■ **Given request**:
Restate the data exactly as given and keep the pictures out.

◇ ◇ ◇ ◇

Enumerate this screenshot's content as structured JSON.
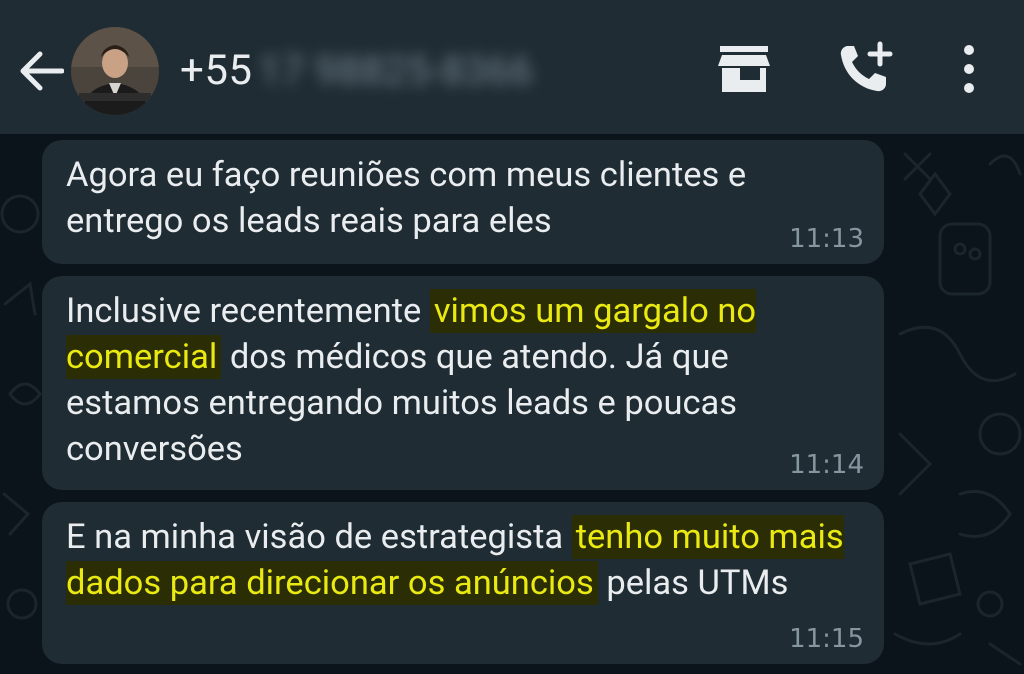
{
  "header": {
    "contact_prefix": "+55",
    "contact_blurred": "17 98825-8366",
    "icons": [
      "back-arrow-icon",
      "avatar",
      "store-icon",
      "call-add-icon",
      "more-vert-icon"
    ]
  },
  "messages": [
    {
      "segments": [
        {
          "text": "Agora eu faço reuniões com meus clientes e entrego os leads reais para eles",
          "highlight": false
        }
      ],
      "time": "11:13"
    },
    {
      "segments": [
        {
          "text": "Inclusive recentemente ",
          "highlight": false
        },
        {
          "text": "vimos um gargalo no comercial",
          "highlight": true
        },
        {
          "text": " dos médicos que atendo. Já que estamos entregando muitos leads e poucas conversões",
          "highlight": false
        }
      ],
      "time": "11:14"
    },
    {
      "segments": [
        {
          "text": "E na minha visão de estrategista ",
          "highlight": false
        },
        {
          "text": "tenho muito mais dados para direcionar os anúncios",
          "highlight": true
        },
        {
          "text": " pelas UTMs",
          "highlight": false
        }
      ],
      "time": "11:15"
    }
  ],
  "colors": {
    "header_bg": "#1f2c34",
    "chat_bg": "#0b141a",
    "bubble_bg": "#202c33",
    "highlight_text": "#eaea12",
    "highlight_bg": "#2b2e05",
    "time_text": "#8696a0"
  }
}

◇ ◇ ◇ ◇

■ **Answer to the exercise**:
Enumerate this screenshot's content as structured JSON.
{
  "header": {
    "contact_prefix": "+55",
    "contact_blurred": "17 98825-8366",
    "icons": [
      "back-arrow-icon",
      "avatar",
      "store-icon",
      "call-add-icon",
      "more-vert-icon"
    ]
  },
  "messages": [
    {
      "segments": [
        {
          "text": "Agora eu faço reuniões com meus clientes e entrego os leads reais para eles",
          "highlight": false
        }
      ],
      "time": "11:13"
    },
    {
      "segments": [
        {
          "text": "Inclusive recentemente ",
          "highlight": false
        },
        {
          "text": "vimos um gargalo no comercial",
          "highlight": true
        },
        {
          "text": " dos médicos que atendo. Já que estamos entregando muitos leads e poucas conversões",
          "highlight": false
        }
      ],
      "time": "11:14"
    },
    {
      "segments": [
        {
          "text": "E na minha visão de estrategista ",
          "highlight": false
        },
        {
          "text": "tenho muito mais dados para direcionar os anúncios",
          "highlight": true
        },
        {
          "text": " pelas UTMs",
          "highlight": false
        }
      ],
      "time": "11:15"
    }
  ],
  "colors": {
    "header_bg": "#1f2c34",
    "chat_bg": "#0b141a",
    "bubble_bg": "#202c33",
    "highlight_text": "#eaea12",
    "highlight_bg": "#2b2e05",
    "time_text": "#8696a0"
  }
}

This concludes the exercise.